> _Your assignment_
Look through the entries below and count the lines that contain "Garg". Reply with that number only.

Segment Start: Information given

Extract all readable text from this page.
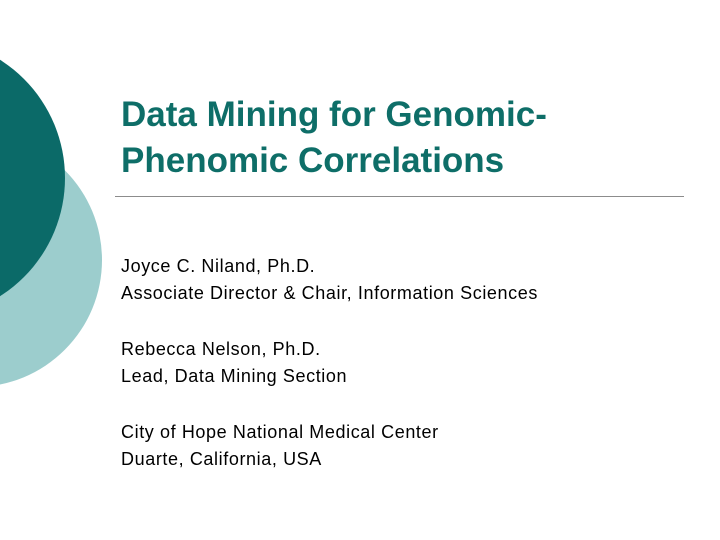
Data Mining for Genomic-
Phenomic Correlations
Joyce C. Niland, Ph.D.
Associate Director & Chair, Information Sciences
Rebecca Nelson, Ph.D.
Lead, Data Mining Section
City of Hope National Medical Center
Duarte, California, USA
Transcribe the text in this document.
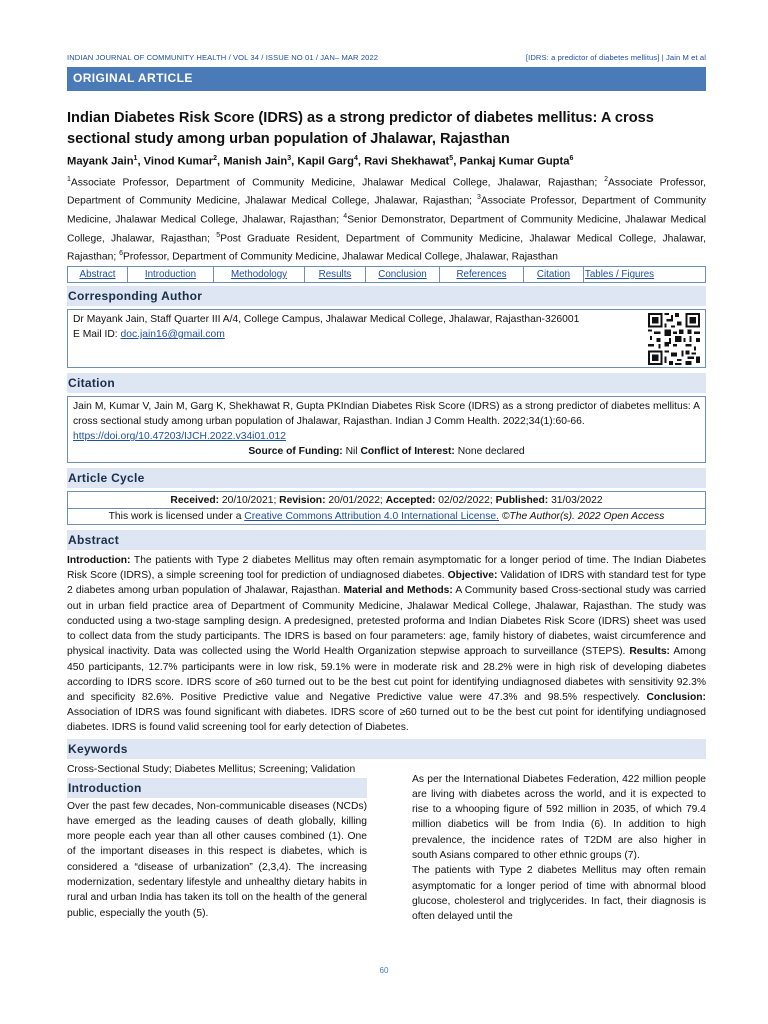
INDIAN JOURNAL OF COMMUNITY HEALTH / VOL 34 / ISSUE NO 01 / JAN– MAR 2022	[IDRS: a predictor of diabetes mellitus] | Jain M et al
ORIGINAL ARTICLE
Indian Diabetes Risk Score (IDRS) as a strong predictor of diabetes mellitus: A cross sectional study among urban population of Jhalawar, Rajasthan
Mayank Jain$^1$, Vinod Kumar$^2$, Manish Jain$^3$, Kapil Garg$^4$, Ravi Shekhawat$^5$, Pankaj Kumar Gupta$^6$
$^1$Associate Professor, Department of Community Medicine, Jhalawar Medical College, Jhalawar, Rajasthan; $^2$Associate Professor, Department of Community Medicine, Jhalawar Medical College, Jhalawar, Rajasthan; $^3$Associate Professor, Department of Community Medicine, Jhalawar Medical College, Jhalawar, Rajasthan; $^4$Senior Demonstrator, Department of Community Medicine, Jhalawar Medical College, Jhalawar, Rajasthan; $^5$Post Graduate Resident, Department of Community Medicine, Jhalawar Medical College, Jhalawar, Rajasthan; $^6$Professor, Department of Community Medicine, Jhalawar Medical College, Jhalawar, Rajasthan
Abstract	Introduction	Methodology	Results	Conclusion	References	Citation	Tables / Figures
Corresponding Author
Dr Mayank Jain, Staff Quarter III A/4, College Campus, Jhalawar Medical College, Jhalawar, Rajasthan-326001
E Mail ID: doc.jain16@gmail.com
Citation
Jain M, Kumar V, Jain M, Garg K, Shekhawat R, Gupta PKIndian Diabetes Risk Score (IDRS) as a strong predictor of diabetes mellitus: A cross sectional study among urban population of Jhalawar, Rajasthan. Indian J Comm Health. 2022;34(1):60-66.
https://doi.org/10.47203/IJCH.2022.v34i01.012
Source of Funding: Nil Conflict of Interest: None declared
Article Cycle
Received: 20/10/2021; Revision: 20/01/2022; Accepted: 02/02/2022; Published: 31/03/2022
This work is licensed under a Creative Commons Attribution 4.0 International License. ©The Author(s). 2022 Open Access
Abstract
Introduction: The patients with Type 2 diabetes Mellitus may often remain asymptomatic for a longer period of time. The Indian Diabetes Risk Score (IDRS), a simple screening tool for prediction of undiagnosed diabetes. Objective: Validation of IDRS with standard test for type 2 diabetes among urban population of Jhalawar, Rajasthan. Material and Methods: A Community based Cross-sectional study was carried out in urban field practice area of Department of Community Medicine, Jhalawar Medical College, Jhalawar, Rajasthan. The study was conducted using a two-stage sampling design. A predesigned, pretested proforma and Indian Diabetes Risk Score (IDRS) sheet was used to collect data from the study participants. The IDRS is based on four parameters: age, family history of diabetes, waist circumference and physical inactivity. Data was collected using the World Health Organization stepwise approach to surveillance (STEPS). Results: Among 450 participants, 12.7% participants were in low risk, 59.1% were in moderate risk and 28.2% were in high risk of developing diabetes according to IDRS score. IDRS score of ≥60 turned out to be the best cut point for identifying undiagnosed diabetes with sensitivity 92.3% and specificity 82.6%. Positive Predictive value and Negative Predictive value were 47.3% and 98.5% respectively. Conclusion: Association of IDRS was found significant with diabetes. IDRS score of ≥60 turned out to be the best cut point for identifying undiagnosed diabetes. IDRS is found valid screening tool for early detection of Diabetes.
Keywords
Cross-Sectional Study; Diabetes Mellitus; Screening; Validation
Introduction

Over the past few decades, Non-communicable diseases (NCDs) have emerged as the leading causes of death globally, killing more people each year than all other causes combined (1). One of the important diseases in this respect is diabetes, which is considered a “disease of urbanization” (2,3,4). The increasing modernization, sedentary lifestyle and unhealthy dietary habits in rural and urban India has taken its toll on the health of the general public, especially the youth (5).

As per the International Diabetes Federation, 422 million people are living with diabetes across the world, and it is expected to rise to a whooping figure of 592 million in 2035, of which 79.4 million diabetics will be from India (6). In addition to high prevalence, the incidence rates of T2DM are also higher in south Asians compared to other ethnic groups (7).

The patients with Type 2 diabetes Mellitus may often remain asymptomatic for a longer period of time with abnormal blood glucose, cholesterol and triglycerides. In fact, their diagnosis is often delayed until the

60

Segment End: Information given

> _Reply_
2